◆ The problem
Identify every line in the records below that contains the word "false", and reproduce each one.

Excerpts from a figure dataset:
· · ·

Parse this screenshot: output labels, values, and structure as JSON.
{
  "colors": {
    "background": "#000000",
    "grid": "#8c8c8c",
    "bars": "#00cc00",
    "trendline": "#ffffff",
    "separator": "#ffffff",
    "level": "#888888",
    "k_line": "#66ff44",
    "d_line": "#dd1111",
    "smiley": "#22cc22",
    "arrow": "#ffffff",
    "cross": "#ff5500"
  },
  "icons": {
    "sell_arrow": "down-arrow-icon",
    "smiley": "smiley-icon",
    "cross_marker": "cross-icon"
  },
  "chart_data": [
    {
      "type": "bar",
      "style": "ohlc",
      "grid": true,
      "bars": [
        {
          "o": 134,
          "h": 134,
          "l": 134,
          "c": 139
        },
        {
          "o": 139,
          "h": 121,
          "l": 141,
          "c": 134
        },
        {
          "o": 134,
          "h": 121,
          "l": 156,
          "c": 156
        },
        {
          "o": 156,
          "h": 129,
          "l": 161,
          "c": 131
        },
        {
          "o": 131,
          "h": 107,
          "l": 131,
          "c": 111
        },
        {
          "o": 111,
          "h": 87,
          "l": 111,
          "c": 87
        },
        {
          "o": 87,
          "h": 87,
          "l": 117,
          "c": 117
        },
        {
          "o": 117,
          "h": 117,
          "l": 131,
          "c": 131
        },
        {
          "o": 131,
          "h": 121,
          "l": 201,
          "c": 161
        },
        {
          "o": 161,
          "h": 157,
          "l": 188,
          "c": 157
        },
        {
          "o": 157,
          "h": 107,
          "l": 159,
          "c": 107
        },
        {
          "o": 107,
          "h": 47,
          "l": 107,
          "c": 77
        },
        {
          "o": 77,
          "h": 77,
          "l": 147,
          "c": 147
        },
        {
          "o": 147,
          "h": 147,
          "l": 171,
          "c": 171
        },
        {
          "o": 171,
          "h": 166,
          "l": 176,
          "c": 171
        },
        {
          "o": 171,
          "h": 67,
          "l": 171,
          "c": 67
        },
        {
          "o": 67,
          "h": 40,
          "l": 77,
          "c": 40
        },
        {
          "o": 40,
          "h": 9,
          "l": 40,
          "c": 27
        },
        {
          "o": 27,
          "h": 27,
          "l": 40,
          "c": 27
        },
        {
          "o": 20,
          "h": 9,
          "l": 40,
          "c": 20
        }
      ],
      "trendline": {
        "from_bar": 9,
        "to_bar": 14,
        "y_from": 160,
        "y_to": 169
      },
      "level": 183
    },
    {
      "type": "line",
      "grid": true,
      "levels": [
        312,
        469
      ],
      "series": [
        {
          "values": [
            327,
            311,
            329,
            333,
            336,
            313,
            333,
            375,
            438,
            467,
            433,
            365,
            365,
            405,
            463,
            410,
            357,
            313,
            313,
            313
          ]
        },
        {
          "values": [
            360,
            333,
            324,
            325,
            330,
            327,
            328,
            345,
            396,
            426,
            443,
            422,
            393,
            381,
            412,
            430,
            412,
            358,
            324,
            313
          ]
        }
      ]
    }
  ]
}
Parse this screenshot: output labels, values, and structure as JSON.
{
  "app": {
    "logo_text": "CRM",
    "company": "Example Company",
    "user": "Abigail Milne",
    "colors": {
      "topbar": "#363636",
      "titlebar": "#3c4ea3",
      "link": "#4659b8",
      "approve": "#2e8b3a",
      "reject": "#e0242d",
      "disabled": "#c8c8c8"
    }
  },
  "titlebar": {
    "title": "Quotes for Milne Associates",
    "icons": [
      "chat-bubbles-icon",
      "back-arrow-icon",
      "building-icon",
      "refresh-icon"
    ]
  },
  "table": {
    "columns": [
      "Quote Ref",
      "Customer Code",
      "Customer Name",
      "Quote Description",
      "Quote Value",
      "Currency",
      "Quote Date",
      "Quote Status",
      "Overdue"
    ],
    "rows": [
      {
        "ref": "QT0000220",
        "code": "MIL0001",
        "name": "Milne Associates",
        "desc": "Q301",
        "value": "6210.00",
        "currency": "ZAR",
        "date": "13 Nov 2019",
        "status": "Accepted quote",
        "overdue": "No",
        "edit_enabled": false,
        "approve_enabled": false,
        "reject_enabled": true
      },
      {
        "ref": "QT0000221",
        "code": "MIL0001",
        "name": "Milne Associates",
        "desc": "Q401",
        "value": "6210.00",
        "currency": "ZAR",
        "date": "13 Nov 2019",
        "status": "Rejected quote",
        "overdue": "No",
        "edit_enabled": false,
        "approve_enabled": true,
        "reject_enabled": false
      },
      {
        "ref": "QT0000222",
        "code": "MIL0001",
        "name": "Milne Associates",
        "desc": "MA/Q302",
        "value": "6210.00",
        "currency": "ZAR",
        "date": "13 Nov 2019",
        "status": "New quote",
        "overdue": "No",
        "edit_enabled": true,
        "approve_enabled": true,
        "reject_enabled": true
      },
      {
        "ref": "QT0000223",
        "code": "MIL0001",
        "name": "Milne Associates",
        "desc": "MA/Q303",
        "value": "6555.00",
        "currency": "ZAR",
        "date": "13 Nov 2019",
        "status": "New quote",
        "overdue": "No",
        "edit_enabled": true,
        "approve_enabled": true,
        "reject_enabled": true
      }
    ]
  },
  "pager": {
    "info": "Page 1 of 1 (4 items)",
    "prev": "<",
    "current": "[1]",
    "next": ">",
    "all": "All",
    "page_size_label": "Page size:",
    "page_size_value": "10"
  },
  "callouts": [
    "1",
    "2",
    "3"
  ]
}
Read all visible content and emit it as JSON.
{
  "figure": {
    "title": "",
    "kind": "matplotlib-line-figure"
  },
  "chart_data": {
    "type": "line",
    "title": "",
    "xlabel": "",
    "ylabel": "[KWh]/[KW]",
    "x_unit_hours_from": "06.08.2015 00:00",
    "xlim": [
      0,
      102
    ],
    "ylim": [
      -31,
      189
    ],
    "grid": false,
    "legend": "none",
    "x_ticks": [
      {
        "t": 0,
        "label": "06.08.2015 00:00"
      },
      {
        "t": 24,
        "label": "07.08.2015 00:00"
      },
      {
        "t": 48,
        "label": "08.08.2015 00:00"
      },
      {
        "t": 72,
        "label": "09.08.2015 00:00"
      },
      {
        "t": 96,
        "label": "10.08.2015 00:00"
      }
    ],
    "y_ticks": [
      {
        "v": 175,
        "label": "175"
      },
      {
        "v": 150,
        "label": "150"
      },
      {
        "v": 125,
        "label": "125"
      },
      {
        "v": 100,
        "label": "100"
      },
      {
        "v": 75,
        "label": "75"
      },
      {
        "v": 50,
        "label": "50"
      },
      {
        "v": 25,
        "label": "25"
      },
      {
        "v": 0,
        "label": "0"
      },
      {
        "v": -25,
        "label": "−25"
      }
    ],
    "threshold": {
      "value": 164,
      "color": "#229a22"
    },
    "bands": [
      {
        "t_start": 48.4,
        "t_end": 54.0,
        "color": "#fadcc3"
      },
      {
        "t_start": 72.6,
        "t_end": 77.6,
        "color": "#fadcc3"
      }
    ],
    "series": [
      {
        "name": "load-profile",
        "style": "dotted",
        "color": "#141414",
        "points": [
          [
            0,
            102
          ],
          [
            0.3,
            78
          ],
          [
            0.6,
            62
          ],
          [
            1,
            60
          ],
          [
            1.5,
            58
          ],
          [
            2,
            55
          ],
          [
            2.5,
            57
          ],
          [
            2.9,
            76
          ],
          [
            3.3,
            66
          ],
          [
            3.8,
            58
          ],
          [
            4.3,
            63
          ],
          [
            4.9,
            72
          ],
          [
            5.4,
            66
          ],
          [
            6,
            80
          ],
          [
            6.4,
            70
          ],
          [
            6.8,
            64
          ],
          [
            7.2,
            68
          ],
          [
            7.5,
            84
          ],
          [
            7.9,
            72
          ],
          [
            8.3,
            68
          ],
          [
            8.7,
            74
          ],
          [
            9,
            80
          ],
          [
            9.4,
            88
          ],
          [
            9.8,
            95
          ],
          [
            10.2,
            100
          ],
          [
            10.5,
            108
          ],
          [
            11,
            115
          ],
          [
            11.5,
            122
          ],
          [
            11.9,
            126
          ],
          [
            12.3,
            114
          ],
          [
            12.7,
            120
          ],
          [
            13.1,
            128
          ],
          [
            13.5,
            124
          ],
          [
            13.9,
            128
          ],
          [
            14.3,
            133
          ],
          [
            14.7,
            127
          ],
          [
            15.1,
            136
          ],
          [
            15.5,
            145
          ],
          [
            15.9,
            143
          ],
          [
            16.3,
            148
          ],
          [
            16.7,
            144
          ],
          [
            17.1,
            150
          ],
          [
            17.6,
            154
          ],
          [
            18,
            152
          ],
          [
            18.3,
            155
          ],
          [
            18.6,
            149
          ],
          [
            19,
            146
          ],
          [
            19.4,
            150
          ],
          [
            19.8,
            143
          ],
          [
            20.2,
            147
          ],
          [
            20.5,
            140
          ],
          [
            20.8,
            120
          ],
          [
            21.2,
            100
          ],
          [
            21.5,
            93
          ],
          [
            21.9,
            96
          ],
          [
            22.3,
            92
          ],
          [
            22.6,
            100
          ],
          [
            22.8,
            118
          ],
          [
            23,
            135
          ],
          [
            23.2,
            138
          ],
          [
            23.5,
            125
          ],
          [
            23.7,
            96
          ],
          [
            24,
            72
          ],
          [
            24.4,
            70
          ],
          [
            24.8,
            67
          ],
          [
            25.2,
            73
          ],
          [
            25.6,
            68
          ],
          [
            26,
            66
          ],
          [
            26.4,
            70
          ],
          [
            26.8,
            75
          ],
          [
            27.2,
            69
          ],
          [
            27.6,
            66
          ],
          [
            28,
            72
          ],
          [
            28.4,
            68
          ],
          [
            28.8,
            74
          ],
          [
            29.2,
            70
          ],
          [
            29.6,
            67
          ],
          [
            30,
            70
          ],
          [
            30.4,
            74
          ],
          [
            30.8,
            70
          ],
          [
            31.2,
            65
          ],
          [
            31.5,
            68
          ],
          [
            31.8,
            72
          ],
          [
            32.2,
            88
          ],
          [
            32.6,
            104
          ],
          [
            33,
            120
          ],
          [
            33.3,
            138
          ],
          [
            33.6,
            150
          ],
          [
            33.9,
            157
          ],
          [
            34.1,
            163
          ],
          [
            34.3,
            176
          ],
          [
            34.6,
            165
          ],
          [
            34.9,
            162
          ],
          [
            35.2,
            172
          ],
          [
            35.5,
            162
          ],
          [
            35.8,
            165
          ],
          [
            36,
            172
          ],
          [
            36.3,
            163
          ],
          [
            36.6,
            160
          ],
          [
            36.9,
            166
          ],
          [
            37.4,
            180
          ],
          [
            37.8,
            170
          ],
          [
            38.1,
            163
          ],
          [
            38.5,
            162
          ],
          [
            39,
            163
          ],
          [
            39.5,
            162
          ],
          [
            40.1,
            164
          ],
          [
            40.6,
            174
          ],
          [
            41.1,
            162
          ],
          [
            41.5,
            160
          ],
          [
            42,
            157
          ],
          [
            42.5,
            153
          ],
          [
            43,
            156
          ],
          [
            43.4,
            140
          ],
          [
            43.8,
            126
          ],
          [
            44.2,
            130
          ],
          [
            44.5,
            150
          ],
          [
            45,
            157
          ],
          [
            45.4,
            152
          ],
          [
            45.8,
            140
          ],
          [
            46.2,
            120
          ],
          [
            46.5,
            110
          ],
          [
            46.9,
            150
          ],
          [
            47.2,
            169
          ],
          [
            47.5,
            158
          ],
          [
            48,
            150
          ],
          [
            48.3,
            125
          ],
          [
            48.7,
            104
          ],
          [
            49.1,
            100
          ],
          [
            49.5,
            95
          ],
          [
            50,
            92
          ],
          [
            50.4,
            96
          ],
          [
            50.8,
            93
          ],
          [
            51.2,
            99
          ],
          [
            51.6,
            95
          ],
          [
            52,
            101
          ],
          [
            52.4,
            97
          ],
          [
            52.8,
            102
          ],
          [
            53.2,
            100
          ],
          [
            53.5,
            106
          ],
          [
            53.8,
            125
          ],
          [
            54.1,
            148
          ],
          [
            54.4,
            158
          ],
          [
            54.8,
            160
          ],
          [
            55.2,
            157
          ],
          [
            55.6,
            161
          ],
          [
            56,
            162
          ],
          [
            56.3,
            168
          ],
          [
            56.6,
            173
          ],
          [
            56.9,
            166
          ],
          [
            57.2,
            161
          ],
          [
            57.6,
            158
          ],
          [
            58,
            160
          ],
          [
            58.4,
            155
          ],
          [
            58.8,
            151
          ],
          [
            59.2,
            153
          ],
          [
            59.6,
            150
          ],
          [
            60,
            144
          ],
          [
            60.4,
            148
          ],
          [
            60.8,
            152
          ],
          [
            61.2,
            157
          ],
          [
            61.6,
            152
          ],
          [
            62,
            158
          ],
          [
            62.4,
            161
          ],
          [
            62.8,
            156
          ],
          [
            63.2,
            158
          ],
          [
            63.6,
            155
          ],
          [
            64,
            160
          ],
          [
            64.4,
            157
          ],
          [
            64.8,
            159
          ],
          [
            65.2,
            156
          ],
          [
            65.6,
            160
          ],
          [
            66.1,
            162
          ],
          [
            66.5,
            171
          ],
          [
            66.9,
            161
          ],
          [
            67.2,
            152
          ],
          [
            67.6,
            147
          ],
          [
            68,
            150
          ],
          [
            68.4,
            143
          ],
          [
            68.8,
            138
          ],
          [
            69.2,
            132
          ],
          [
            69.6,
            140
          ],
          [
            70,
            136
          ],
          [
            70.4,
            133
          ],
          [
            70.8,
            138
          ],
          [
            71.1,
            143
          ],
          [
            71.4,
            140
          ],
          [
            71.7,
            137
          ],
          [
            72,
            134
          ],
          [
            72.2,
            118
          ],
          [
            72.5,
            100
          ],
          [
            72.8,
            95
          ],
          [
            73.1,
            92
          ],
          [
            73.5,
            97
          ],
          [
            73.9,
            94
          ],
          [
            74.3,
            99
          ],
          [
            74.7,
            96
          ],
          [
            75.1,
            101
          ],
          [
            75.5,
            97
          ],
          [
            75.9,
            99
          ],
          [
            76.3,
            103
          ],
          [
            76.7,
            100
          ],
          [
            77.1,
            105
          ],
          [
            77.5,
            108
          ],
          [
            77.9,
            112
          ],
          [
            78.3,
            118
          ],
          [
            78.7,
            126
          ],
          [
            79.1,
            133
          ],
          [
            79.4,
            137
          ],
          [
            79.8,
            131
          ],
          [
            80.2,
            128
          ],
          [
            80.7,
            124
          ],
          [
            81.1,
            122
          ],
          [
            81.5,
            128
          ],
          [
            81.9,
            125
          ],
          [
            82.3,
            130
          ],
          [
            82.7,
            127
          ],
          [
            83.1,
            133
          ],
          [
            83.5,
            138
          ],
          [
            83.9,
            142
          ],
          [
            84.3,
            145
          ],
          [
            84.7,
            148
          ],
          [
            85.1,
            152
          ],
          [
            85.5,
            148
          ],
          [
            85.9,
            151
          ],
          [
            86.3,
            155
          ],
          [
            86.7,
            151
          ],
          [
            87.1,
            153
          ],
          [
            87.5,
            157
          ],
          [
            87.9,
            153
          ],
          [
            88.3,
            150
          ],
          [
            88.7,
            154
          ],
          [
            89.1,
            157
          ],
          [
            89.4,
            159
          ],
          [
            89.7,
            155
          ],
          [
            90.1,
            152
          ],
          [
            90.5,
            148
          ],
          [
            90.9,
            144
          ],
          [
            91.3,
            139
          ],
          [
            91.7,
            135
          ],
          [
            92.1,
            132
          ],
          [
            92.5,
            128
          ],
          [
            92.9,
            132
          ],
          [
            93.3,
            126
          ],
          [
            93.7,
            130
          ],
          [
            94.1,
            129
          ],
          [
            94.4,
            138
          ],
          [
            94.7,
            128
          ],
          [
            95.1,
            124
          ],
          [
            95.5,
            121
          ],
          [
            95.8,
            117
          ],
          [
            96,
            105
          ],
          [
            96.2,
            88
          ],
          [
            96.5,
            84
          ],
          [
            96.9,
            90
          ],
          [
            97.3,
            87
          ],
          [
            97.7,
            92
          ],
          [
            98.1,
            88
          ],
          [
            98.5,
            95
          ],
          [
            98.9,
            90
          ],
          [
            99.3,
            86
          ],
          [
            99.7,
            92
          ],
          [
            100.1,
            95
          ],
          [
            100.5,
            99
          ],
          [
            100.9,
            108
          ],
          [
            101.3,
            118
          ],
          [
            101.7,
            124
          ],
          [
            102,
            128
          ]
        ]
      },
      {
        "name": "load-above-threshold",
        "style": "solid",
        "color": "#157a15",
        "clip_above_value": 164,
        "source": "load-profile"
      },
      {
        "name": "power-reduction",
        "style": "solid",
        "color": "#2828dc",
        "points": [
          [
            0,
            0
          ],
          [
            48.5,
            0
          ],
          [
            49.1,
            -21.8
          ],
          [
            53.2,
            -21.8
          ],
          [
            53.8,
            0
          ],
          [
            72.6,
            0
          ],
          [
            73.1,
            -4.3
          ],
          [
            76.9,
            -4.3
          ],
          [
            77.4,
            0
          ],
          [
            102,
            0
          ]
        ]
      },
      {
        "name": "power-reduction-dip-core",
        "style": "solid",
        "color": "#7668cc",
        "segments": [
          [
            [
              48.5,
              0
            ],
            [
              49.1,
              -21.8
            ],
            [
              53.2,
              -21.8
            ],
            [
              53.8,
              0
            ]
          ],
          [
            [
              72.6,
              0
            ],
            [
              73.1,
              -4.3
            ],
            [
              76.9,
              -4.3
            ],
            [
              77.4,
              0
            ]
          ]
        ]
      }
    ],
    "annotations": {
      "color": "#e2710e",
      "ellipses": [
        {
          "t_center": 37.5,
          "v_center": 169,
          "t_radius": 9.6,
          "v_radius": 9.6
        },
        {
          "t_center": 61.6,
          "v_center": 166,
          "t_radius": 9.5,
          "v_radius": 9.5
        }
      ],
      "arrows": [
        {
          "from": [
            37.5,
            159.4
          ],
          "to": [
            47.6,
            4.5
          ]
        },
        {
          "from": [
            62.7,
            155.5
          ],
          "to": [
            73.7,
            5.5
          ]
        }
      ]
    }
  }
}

· · ·

◆ Answer for this exercise
        "edit_enabled": false,
        "approve_enabled": false,
        "edit_enabled": false,
        "reject_enabled": false
    "grid": false,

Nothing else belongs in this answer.